WORK TO DO
Copy out each line featuring the string "因公出国" from the entries beneath.

━━━━━━━━━━━━━━━━

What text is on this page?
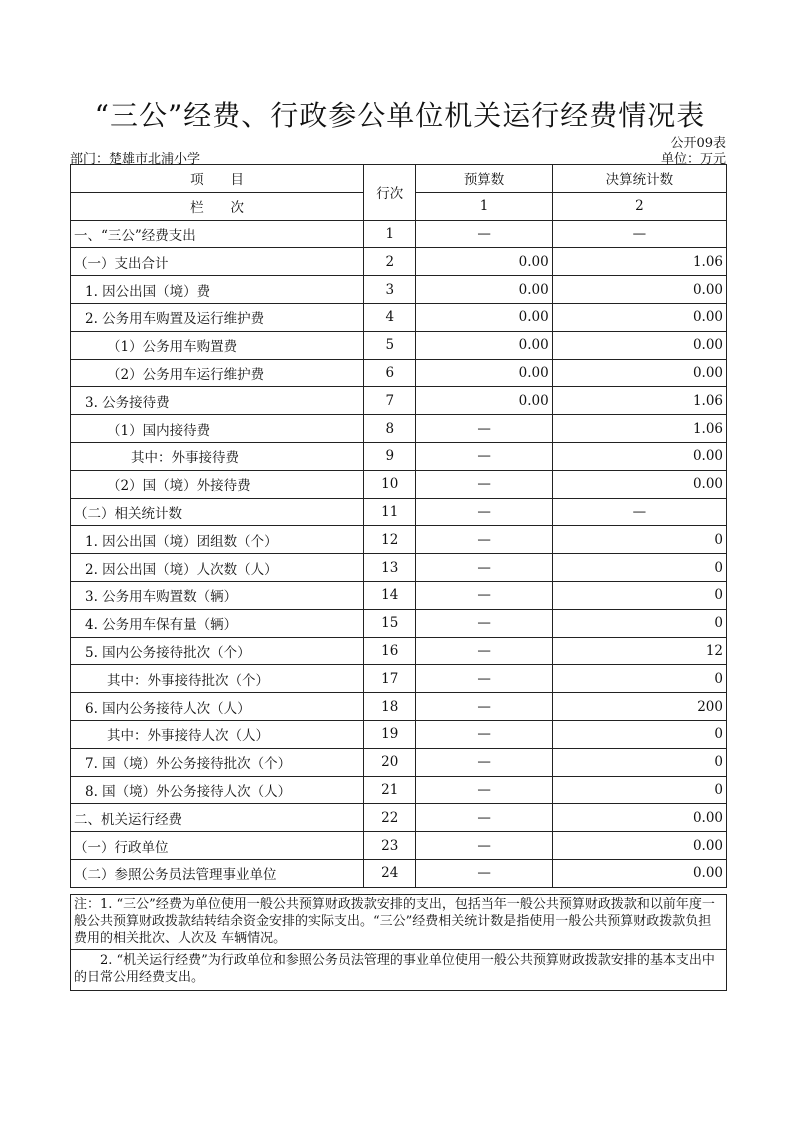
“三公”经费、行政参公单位机关运行经费情况表
公开09表
部门：楚雄市北浦小学	单位：万元
项　　目	行次	预算数	决算统计数
栏　　次		1	2
一、“三公”经费支出	1	—	—
（一）支出合计	2	0.00	1.06
1. 因公出国（境）费	3	0.00	0.00
2. 公务用车购置及运行维护费	4	0.00	0.00
（1）公务用车购置费	5	0.00	0.00
（2）公务用车运行维护费	6	0.00	0.00
3. 公务接待费	7	0.00	1.06
（1）国内接待费	8	—	1.06
其中：外事接待费	9	—	0.00
（2）国（境）外接待费	10	—	0.00
（二）相关统计数	11	—	—
1. 因公出国（境）团组数（个）	12	—	0
2. 因公出国（境）人次数（人）	13	—	0
3. 公务用车购置数（辆）	14	—	0
4. 公务用车保有量（辆）	15	—	0
5. 国内公务接待批次（个）	16	—	12
其中：外事接待批次（个）	17	—	0
6. 国内公务接待人次（人）	18	—	200
其中：外事接待人次（人）	19	—	0
7. 国（境）外公务接待批次（个）	20	—	0
8. 国（境）外公务接待人次（人）	21	—	0
二、机关运行经费	22	—	0.00
（一）行政单位	23	—	0.00
（二）参照公务员法管理事业单位	24	—	0.00

注：1. “三公”经费为单位使用一般公共预算财政拨款安排的支出，包括当年一般公共预算财政拨款和以前年度一般公共预算财政拨款结转结余资金安排的实际支出。“三公”经费相关统计数是指使用一般公共预算财政拨款负担费用的相关批次、人次及 车辆情况。

2. “机关运行经费”为行政单位和参照公务员法管理的事业单位使用一般公共预算财政拨款安排的基本支出中的日常公用经费支出。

━━━━━━━━━━━━━━━━

THE RESULT
1. 因公出国（境）费	3	0.00	0.00
1. 因公出国（境）团组数（个）	12	—	0
2. 因公出国（境）人次数（人）	13	—	0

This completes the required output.